WHAT THE TASK REQUIRES:
Arrange every line of the rows below as a JSON array of strings, one string per line, leaving out blank lines.

(Source rows)
——————————

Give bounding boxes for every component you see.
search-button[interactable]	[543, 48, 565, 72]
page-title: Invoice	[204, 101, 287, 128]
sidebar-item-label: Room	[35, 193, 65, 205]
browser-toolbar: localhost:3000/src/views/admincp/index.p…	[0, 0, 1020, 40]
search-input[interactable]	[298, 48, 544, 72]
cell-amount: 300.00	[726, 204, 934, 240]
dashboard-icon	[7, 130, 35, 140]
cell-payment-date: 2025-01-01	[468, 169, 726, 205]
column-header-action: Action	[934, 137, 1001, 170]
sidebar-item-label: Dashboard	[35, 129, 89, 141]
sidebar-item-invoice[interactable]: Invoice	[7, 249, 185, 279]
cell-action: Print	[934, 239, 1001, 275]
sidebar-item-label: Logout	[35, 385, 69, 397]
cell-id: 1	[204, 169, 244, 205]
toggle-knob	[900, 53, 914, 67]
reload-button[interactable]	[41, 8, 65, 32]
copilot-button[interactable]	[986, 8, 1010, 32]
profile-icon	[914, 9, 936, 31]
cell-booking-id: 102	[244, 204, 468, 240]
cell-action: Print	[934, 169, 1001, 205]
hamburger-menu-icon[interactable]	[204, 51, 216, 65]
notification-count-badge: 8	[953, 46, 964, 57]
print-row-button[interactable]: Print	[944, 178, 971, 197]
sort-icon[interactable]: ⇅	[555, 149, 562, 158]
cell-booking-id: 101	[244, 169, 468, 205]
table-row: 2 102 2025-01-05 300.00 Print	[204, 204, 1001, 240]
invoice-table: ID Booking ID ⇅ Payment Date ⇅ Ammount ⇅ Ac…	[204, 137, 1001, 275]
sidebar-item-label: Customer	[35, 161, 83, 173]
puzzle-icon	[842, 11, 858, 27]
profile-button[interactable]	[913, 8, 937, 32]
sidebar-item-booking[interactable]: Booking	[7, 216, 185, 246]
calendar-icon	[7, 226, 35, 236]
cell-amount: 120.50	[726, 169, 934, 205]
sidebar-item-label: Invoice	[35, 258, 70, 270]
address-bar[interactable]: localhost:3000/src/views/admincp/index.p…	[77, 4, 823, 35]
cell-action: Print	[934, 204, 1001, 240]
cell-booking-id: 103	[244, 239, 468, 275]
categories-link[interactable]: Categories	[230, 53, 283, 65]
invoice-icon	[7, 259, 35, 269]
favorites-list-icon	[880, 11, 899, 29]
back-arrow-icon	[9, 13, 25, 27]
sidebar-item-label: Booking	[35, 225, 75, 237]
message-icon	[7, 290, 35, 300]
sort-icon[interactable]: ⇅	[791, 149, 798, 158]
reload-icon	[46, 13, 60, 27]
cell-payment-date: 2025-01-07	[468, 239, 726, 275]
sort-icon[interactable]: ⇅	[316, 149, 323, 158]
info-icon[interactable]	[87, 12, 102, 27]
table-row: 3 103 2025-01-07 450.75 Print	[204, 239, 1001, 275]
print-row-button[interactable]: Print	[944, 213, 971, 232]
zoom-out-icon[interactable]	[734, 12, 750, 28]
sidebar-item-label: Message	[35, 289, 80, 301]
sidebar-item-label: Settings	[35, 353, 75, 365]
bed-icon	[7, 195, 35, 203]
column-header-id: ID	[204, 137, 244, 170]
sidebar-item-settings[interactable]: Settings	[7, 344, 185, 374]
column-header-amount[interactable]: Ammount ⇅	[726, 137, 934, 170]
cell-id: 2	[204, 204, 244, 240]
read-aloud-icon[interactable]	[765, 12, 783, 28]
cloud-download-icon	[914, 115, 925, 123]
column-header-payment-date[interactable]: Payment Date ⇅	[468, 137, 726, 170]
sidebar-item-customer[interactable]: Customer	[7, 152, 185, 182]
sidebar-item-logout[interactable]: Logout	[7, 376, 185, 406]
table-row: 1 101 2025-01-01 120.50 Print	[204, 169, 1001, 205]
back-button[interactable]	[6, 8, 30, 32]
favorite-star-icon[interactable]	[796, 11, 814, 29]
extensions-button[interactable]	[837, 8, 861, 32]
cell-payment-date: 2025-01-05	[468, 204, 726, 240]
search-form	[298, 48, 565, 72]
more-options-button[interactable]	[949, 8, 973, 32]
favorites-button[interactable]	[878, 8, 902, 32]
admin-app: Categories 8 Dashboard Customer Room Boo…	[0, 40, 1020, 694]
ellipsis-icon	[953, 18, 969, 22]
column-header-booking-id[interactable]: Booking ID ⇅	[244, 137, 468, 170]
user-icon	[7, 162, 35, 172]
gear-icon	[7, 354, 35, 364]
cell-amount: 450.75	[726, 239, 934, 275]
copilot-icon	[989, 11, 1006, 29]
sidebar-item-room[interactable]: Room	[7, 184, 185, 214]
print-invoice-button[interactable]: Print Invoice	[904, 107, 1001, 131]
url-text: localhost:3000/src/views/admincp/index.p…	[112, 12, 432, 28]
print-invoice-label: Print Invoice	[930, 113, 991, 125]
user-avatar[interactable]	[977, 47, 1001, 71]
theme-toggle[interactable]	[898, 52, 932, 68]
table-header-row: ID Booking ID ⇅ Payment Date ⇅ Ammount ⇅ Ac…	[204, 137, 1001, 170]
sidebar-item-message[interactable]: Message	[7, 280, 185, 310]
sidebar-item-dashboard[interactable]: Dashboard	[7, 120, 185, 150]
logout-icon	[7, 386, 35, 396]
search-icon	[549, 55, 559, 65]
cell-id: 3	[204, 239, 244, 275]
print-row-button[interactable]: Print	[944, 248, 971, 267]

——————————

FULL OUTPUT:
[
  "Give bounding boxes for every component you see.",
  "search-button[interactable]\t[543, 48, 565, 72]",
  "page-title: Invoice\t[204, 101, 287, 128]",
  "sidebar-item-label: Room\t[35, 193, 65, 205]",
  "browser-toolbar: localhost:3000/src/views/admincp/index.p…\t[0, 0, 1020, 40]",
  "search-input[interactable]\t[298, 48, 544, 72]",
  "cell-amount: 300.00\t[726, 204, 934, 240]",
  "dashboard-icon\t[7, 130, 35, 140]",
  "cell-payment-date: 2025-01-01\t[468, 169, 726, 205]",
  "column-header-action: Action\t[934, 137, 1001, 170]",
  "sidebar-item-label: Dashboard\t[35, 129, 89, 141]",
  "sidebar-item-invoice[interactable]: Invoice\t[7, 249, 185, 279]",
  "cell-action: Print\t[934, 239, 1001, 275]",
  "sidebar-item-label: Logout\t[35, 385, 69, 397]",
  "cell-id: 1\t[204, 169, 244, 205]",
  "toggle-knob\t[900, 53, 914, 67]",
  "reload-button[interactable]\t[41, 8, 65, 32]",
  "copilot-button[interactable]\t[986, 8, 1010, 32]",
  "profile-icon\t[914, 9, 936, 31]",
  "cell-booking-id: 102\t[244, 204, 468, 240]",
  "cell-action: Print\t[934, 169, 1001, 205]",
  "hamburger-menu-icon[interactable]\t[204, 51, 216, 65]",
  "notification-count-badge: 8\t[953, 46, 964, 57]",
  "print-row-button[interactable]: Print\t[944, 178, 971, 197]",
  "sort-icon[interactable]: ⇅\t[555, 149, 562, 158]",
  "cell-booking-id: 101\t[244, 169, 468, 205]",
  "table-row: 2 102 2025-01-05 300.00 Print\t[204, 204, 1001, 240]",
  "invoice-table: ID Booking ID ⇅ Payment Date ⇅ Ammount ⇅ Ac…\t[204, 137, 1001, 275]",
  "sidebar-item-label: Customer\t[35, 161, 83, 173]",
  "puzzle-icon\t[842, 11, 858, 27]",
  "profile-button[interactable]\t[913, 8, 937, 32]",
  "sidebar-item-booking[interactable]: Booking\t[7, 216, 185, 246]",
  "calendar-icon\t[7, 226, 35, 236]",
  "cell-amount: 120.50\t[726, 169, 934, 205]",
  "sidebar-item-label: Invoice\t[35, 258, 70, 270]",
  "address-bar[interactable]: localhost:3000/src/views/admincp/index.p…\t[77, 4, 823, 35]",
  "cell-action: Print\t[934, 204, 1001, 240]",
  "cell-booking-id: 103\t[244, 239, 468, 275]",
  "categories-link[interactable]: Categories\t[230, 53, 283, 65]",
  "invoice-icon\t[7, 259, 35, 269]",
  "favorites-list-icon\t[880, 11, 899, 29]",
  "back-arrow-icon\t[9, 13, 25, 27]",
  "sidebar-item-label: Booking\t[35, 225, 75, 237]",
  "message-icon\t[7, 290, 35, 300]",
  "sort-icon[interactable]: ⇅\t[791, 149, 798, 158]",
  "reload-icon\t[46, 13, 60, 27]",
  "cell-payment-date: 2025-01-07\t[468, 239, 726, 275]",
  "sort-icon[interactable]: ⇅\t[316, 149, 323, 158]",
  "info-icon[interactable]\t[87, 12, 102, 27]",
  "table-row: 3 103 2025-01-07 450.75 Print\t[204, 239, 1001, 275]",
  "print-row-button[interactable]: Print\t[944, 213, 971, 232]",
  "zoom-out-icon[interactable]\t[734, 12, 750, 28]",
  "sidebar-item-label: Message\t[35, 289, 80, 301]",
  "sidebar-item-label: Settings\t[35, 353, 75, 365]",
  "bed-icon\t[7, 195, 35, 203]",
  "column-header-id: ID\t[204, 137, 244, 170]",
  "sidebar-item-settings[interactable]: Settings\t[7, 344, 185, 374]",
  "column-header-amount[interactable]: Ammount ⇅\t[726, 137, 934, 170]",
  "cell-id: 2\t[204, 204, 244, 240]",
  "read-aloud-icon[interactable]\t[765, 12, 783, 28]",
  "cloud-download-icon\t[914, 115, 925, 123]",
  "column-header-payment-date[interactable]: Payment Date ⇅\t[468, 137, 726, 170]",
  "sidebar-item-customer[interactable]: Customer\t[7, 152, 185, 182]",
  "sidebar-item-logout[interactable]: Logout\t[7, 376, 185, 406]",
  "table-row: 1 101 2025-01-01 120.50 Print\t[204, 169, 1001, 205]",
  "back-button[interactable]\t[6, 8, 30, 32]",
  "favorite-star-icon[interactable]\t[796, 11, 814, 29]",
  "extensions-button[interactable]\t[837, 8, 861, 32]",
  "cell-payment-date: 2025-01-05\t[468, 204, 726, 240]",
  "search-form\t[298, 48, 565, 72]",
  "more-options-button[interactable]\t[949, 8, 973, 32]",
  "favorites-button[interactable]\t[878, 8, 902, 32]",
  "admin-app: Categories 8 Dashboard Customer Room Boo…\t[0, 40, 1020, 694]",
  "ellipsis-icon\t[953, 18, 969, 22]",
  "column-header-booking-id[interactable]: Booking ID ⇅\t[244, 137, 468, 170]",
  "user-icon\t[7, 162, 35, 172]",
  "gear-icon\t[7, 354, 35, 364]",
  "cell-amount: 450.75\t[726, 239, 934, 275]",
  "copilot-icon\t[989, 11, 1006, 29]",
  "sidebar-item-room[interactable]: Room\t[7, 184, 185, 214]",
  "print-invoice-button[interactable]: Print Invoice\t[904, 107, 1001, 131]",
  "url-text: localhost:3000/src/views/admincp/index.p…\t[112, 12, 432, 28]",
  "print-invoice-label: Print Invoice\t[930, 113, 991, 125]",
  "user-avatar[interactable]\t[977, 47, 1001, 71]",
  "theme-toggle[interactable]\t[898, 52, 932, 68]",
  "table-header-row: ID Booking ID ⇅ Payment Date ⇅ Ammount ⇅ Ac…\t[204, 137, 1001, 170]",
  "sidebar-item-message[interactable]: Message\t[7, 280, 185, 310]",
  "sidebar-item-dashboard[interactable]: Dashboard\t[7, 120, 185, 150]",
  "logout-icon\t[7, 386, 35, 396]",
  "search-icon\t[549, 55, 559, 65]",
  "cell-id: 3\t[204, 239, 244, 275]",
  "print-row-button[interactable]: Print\t[944, 248, 971, 267]"
]